• Kurze Aufgabe 1:
Wiederhole aus den Datensätzen die Zeilen, beginnend mit der Zeile, die „header-divider-top (187, 178, 1153, 180)“ enthält, und endend mit der Zeile, die „answer-line (187, 1100, 1187, 1145)“ enthält.

• Ausgewählter Auszug:
Kommentar
09:19 Uhr, 26.10.2011

Immer wieder sonntags…

Schlagerfreunde der 70er Jahre werden sich wohl gerne an das deutsche Sänger-Duo Cindy & Bert erinnern. „Immer wieder sonntags kommt die Erinnerung“ war einer ihrer großen Hits.

Auch wenn man kein Schlagerfan ist, zumindest dem Titel des Schlagers kann man nicht entrinnen. Denn auf den regelmäßig auch sonntags stattfindenden Gipfeltreffen kommt eben immer wieder sonntags die Erinnerung, dass die Probleme der Eurozone noch ungelöst sind. Und jedes Mal – nämlich immer wieder sonntags - hofft man, dass dieses Mal ein nachhaltiger Lösungsweg betreten wird.

Es kreiste der Berg und gebar eine Maus

Ehrlich gesagt konnte ich diesen Fortschritt bislang nicht erkennen. Ich weiß auch nicht, warum ein ums andere Mal vor diesen sonntäglichen Treffen mit viel Bohei die Erwartungshaltung himmelhoch angesetzt wird und anschließend der kontrollierte Rückzug nach dem TTV-Prinzip - Täuschen, Tarnen, Verstecken - angetreten wird. Zumindest fehlt nie die Verbalerotik, dass der Euro und die Eurozone stabil sind. Worten muss man aber auch Taten folgen lassen. Ich würde zu gern einmal Mäuschen spielen, was da besprochen wird, wenn man doch weiß, dass man nichts Konkretes entscheiden wird. Übt man sich in euroländischer Selbstfindung, in Gruppentherapie? Ist es vielleicht ein internationaler Frühschoppen? Und da wundert man sich noch über die anschließend enttäuschten Reaktionen der Finanzmärkte, die wie Kinder vorher auf die Bescherung euphorisch eingestimmt werden und am Ende mit unmodischen Socken abgespeist werden.

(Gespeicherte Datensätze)
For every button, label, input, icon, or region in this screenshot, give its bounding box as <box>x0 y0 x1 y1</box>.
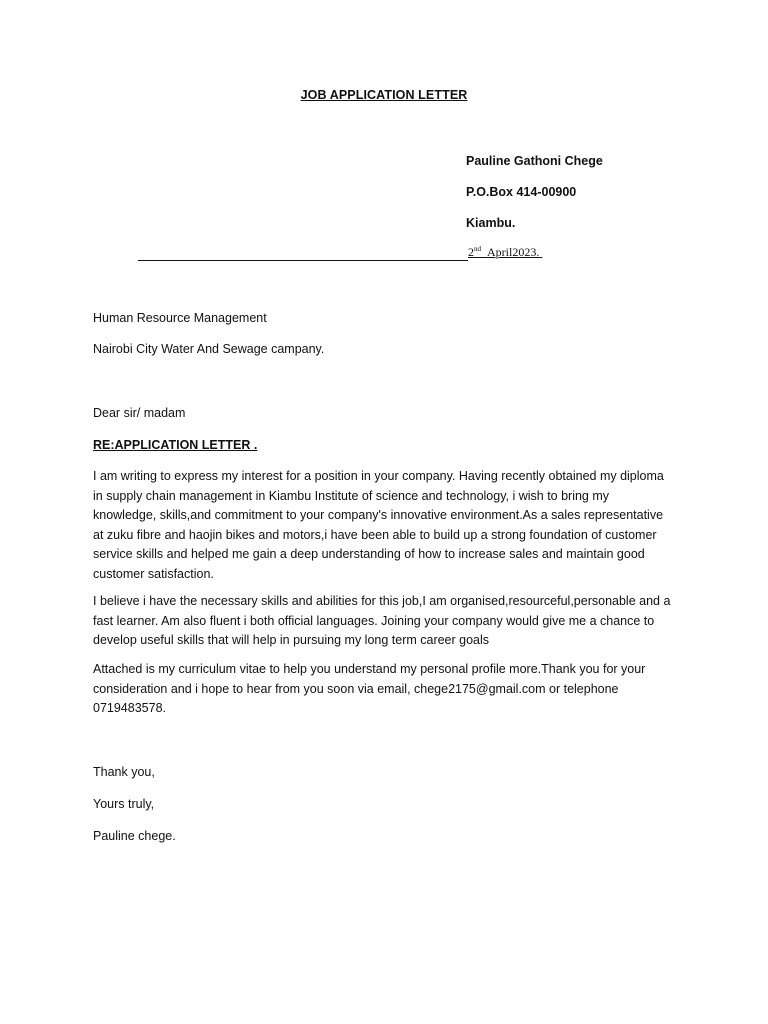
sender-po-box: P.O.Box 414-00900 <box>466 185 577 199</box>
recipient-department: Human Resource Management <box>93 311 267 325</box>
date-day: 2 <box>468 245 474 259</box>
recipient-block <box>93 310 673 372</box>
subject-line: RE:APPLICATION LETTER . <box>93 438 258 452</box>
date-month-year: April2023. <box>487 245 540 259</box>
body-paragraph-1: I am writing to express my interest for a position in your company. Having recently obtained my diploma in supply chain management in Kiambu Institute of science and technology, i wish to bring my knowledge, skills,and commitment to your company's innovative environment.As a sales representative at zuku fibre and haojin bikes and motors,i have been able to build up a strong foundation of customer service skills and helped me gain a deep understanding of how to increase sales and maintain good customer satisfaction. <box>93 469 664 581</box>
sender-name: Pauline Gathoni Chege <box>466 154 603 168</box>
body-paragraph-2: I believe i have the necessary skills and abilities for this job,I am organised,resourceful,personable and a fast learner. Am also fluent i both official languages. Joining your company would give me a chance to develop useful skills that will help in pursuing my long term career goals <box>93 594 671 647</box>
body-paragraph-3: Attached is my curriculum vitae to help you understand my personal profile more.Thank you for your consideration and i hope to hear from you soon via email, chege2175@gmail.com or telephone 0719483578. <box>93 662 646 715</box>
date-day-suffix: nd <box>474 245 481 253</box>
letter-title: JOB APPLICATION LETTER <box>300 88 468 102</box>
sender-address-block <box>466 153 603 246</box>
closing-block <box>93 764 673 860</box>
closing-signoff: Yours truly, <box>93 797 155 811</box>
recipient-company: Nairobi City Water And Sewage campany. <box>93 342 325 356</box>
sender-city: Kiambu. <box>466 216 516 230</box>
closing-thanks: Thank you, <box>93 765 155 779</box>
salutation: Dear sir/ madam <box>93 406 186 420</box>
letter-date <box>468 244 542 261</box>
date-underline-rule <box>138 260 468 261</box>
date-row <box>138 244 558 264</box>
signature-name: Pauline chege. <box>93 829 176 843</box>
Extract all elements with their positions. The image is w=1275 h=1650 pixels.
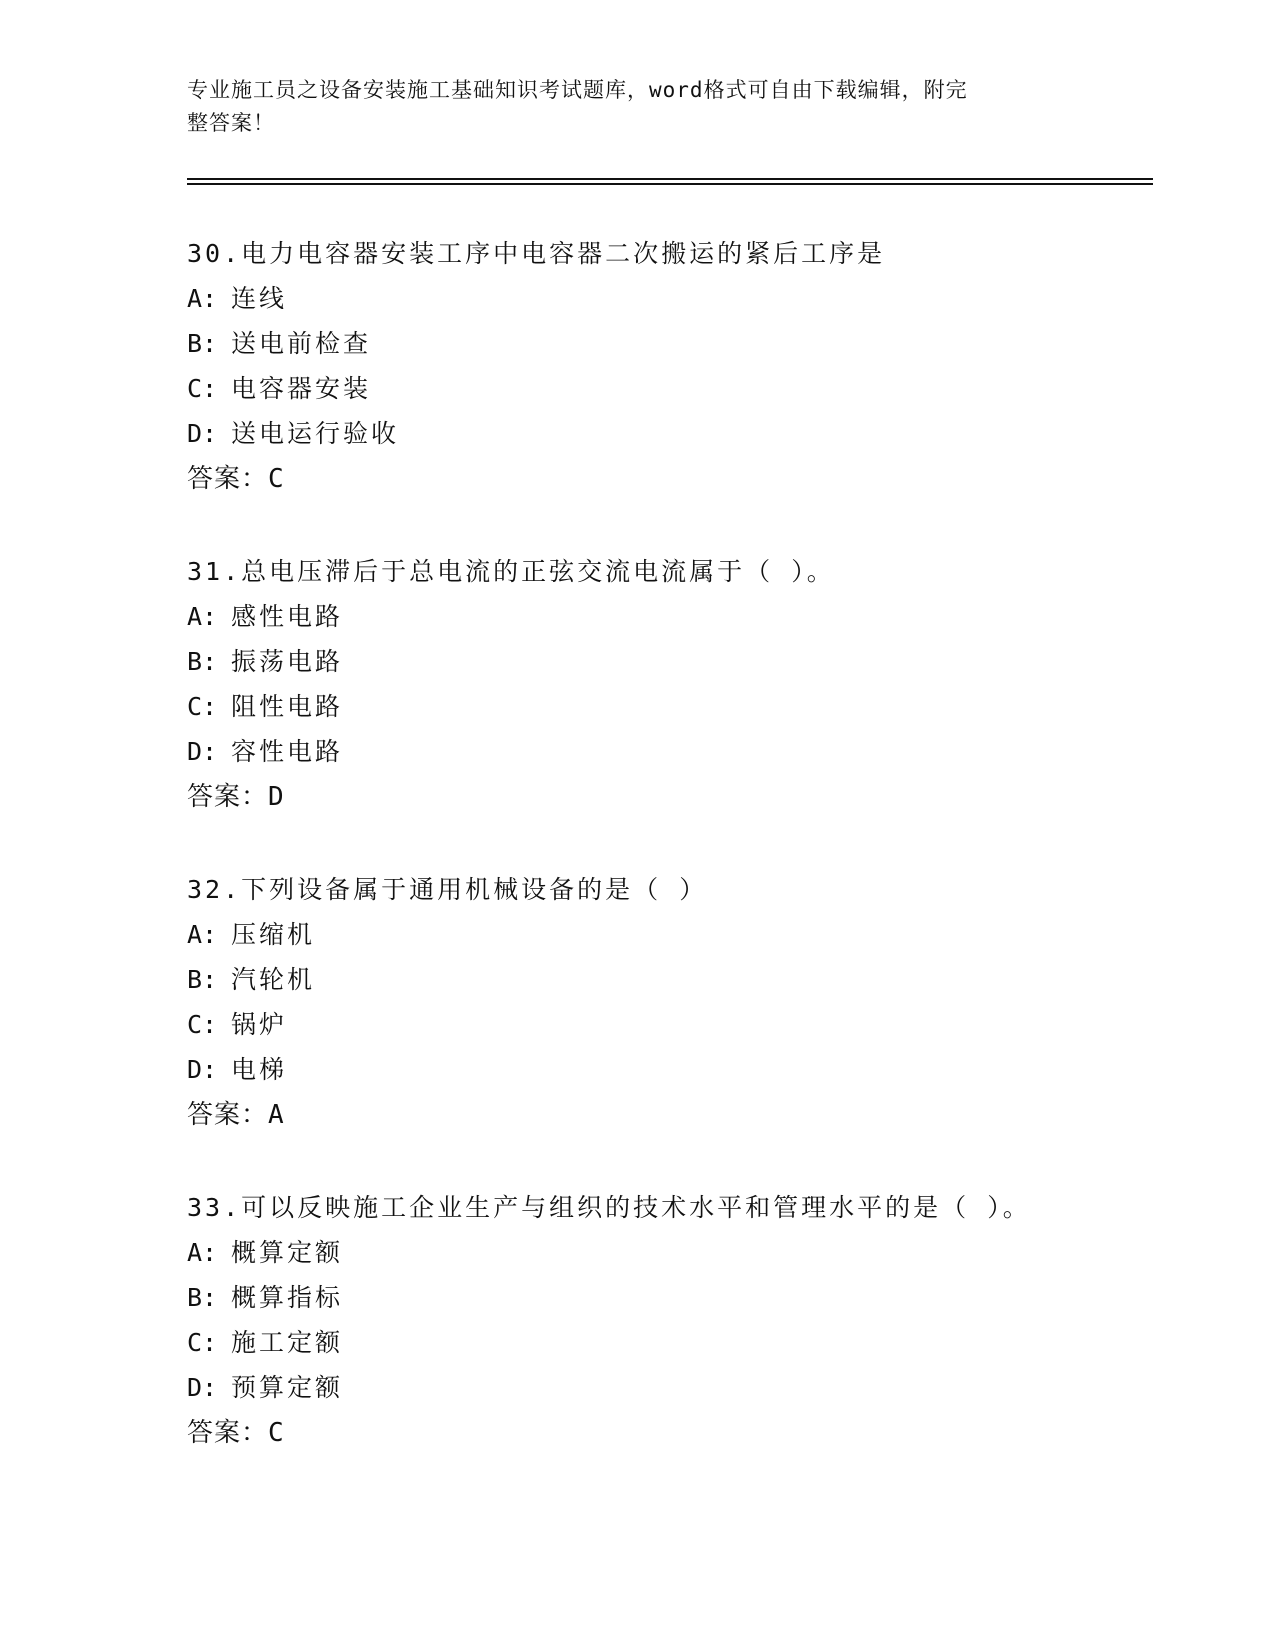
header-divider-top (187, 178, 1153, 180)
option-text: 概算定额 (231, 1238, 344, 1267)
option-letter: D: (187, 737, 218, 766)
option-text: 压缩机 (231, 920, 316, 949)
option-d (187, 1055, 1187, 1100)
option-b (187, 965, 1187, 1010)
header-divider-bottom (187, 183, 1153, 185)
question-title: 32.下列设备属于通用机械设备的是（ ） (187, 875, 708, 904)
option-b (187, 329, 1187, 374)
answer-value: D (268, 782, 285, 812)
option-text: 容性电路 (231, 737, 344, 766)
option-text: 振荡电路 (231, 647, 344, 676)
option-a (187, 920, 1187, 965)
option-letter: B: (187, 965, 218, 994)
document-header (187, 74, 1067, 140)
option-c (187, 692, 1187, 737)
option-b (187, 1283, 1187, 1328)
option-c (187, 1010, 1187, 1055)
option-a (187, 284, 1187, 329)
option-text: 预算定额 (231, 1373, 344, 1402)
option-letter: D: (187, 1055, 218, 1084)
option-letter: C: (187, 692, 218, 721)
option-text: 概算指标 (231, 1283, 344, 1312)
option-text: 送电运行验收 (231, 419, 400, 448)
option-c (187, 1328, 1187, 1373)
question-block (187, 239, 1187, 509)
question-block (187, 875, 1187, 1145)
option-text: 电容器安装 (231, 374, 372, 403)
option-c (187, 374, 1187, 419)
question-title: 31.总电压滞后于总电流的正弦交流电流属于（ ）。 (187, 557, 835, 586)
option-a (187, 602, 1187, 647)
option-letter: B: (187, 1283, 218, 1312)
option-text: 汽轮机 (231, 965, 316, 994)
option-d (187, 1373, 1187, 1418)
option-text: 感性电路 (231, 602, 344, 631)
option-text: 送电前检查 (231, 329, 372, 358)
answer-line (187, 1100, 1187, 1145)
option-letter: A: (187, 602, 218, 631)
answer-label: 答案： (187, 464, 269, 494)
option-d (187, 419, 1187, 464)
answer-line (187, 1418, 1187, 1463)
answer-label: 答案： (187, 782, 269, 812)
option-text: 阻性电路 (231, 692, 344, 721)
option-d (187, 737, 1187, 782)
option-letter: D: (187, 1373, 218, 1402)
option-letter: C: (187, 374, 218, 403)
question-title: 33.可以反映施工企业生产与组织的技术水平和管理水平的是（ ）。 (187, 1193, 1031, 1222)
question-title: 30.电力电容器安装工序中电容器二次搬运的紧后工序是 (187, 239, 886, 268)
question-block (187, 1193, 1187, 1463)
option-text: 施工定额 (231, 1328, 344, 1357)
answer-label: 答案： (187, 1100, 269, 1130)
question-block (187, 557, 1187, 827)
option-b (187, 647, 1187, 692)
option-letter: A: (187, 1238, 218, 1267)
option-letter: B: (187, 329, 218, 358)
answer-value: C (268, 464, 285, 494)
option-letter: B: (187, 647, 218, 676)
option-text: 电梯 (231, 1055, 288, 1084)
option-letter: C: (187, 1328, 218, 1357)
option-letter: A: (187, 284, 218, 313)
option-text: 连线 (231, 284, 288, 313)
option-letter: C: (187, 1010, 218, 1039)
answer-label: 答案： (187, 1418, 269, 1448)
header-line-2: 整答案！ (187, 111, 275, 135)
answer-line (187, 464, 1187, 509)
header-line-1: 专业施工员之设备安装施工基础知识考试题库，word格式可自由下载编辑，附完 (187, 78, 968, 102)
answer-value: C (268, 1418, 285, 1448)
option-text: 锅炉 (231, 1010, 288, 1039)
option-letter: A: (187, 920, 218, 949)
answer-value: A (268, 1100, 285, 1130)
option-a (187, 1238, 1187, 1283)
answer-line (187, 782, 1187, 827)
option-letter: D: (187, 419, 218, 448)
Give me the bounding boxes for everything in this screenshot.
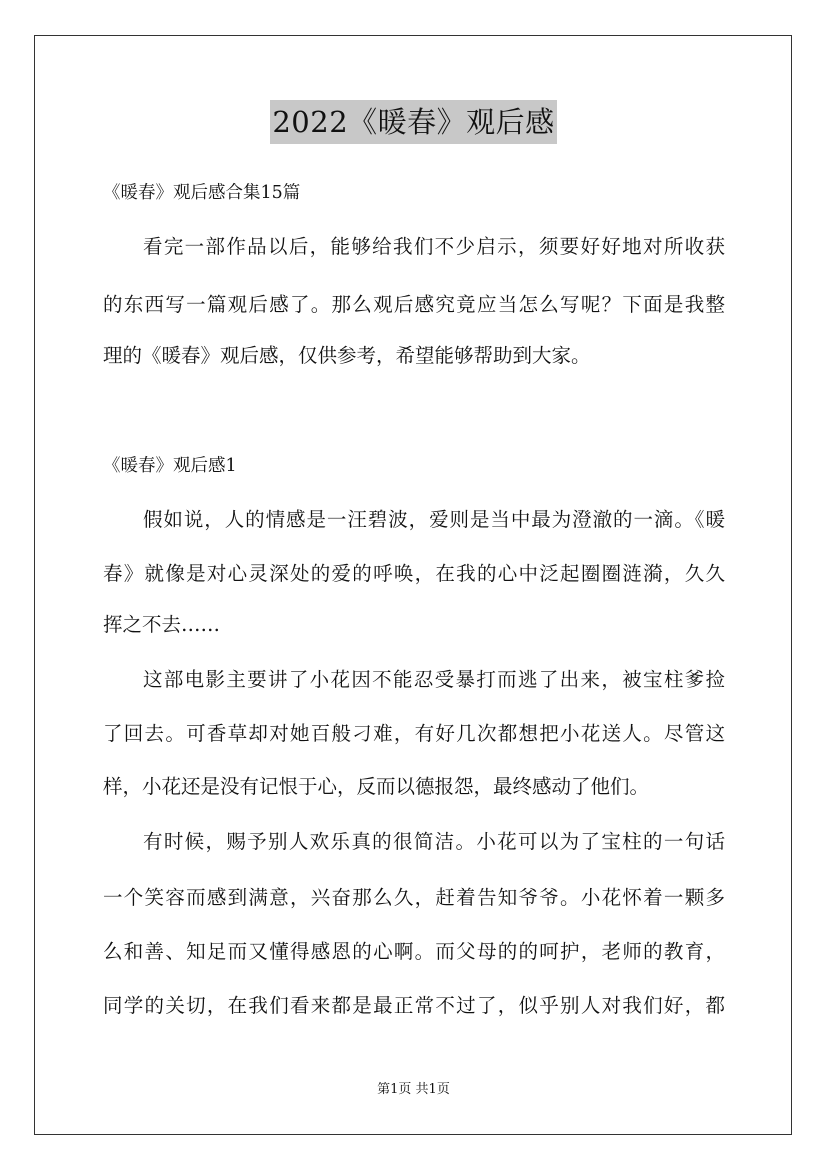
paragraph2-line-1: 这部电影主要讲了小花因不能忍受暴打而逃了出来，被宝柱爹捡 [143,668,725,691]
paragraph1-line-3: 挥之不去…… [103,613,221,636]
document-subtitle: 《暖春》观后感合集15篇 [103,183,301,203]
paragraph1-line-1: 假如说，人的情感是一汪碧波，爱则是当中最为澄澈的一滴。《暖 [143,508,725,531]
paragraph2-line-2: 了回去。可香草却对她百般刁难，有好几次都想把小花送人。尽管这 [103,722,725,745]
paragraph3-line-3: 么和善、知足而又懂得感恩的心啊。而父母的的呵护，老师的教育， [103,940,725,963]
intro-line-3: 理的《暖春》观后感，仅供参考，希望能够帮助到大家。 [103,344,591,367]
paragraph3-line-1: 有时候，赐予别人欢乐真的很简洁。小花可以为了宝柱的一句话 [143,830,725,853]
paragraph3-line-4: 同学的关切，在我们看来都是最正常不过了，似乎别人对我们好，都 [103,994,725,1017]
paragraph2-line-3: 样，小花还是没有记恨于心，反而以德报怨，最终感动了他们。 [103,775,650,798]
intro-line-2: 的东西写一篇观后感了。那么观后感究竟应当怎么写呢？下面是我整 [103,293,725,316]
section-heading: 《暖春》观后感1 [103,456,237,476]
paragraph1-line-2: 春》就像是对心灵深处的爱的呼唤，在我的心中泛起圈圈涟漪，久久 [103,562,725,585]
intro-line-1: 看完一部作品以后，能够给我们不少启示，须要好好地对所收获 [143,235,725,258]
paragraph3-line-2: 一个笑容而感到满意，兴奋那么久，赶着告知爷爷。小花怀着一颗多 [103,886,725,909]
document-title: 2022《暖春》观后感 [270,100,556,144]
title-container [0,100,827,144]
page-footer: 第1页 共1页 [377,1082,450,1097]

• Kurze Aufgabe 2:
Schreibe den Kommentar neu, beginnend bei „Immer wieder sonntags…“ und endend bei „ihrer großen Hits.“, und setze dabei „Musikfreunde“ an die Stelle von „Schlagerfreunde“.

• Vollständige Antwort 1:
header-divider-top (187, 178, 1153, 180)
option-text: 概算定额 (231, 1238, 344, 1267)
option-letter: D: (187, 737, 218, 766)
option-text: 压缩机 (231, 920, 316, 949)
option-d (187, 1055, 1187, 1100)
option-b (187, 965, 1187, 1010)
header-divider-bottom (187, 183, 1153, 185)
question-title: 32.下列设备属于通用机械设备的是（ ） (187, 875, 708, 904)
option-b (187, 329, 1187, 374)
answer-value: D (268, 782, 285, 812)
option-text: 容性电路 (231, 737, 344, 766)
option-text: 振荡电路 (231, 647, 344, 676)
option-a (187, 920, 1187, 965)
option-letter: B: (187, 965, 218, 994)
document-header (187, 74, 1067, 140)
option-c (187, 692, 1187, 737)
option-b (187, 1283, 1187, 1328)
option-c (187, 1010, 1187, 1055)
option-a (187, 284, 1187, 329)
option-text: 预算定额 (231, 1373, 344, 1402)
option-letter: D: (187, 1055, 218, 1084)
option-letter: C: (187, 692, 218, 721)
option-text: 概算指标 (231, 1283, 344, 1312)
option-text: 送电运行验收 (231, 419, 400, 448)
option-c (187, 1328, 1187, 1373)
question-block (187, 239, 1187, 509)
question-block (187, 875, 1187, 1145)
option-text: 电容器安装 (231, 374, 372, 403)
option-c (187, 374, 1187, 419)
question-title: 31.总电压滞后于总电流的正弦交流电流属于（ ）。 (187, 557, 835, 586)
option-a (187, 602, 1187, 647)
option-letter: B: (187, 1283, 218, 1312)
option-text: 汽轮机 (231, 965, 316, 994)
option-d (187, 1373, 1187, 1418)
option-text: 感性电路 (231, 602, 344, 631)
option-text: 送电前检查 (231, 329, 372, 358)
answer-line (187, 1100, 1187, 1145)

• Vollständige Antwort 2:
Immer wieder sonntags…

Musikfreunde der 70er Jahre werden sich wohl gerne an das deutsche Sänger-Duo Cindy & Bert erinnern. „Immer wieder sonntags kommt die Erinnerung“ war einer ihrer großen Hits.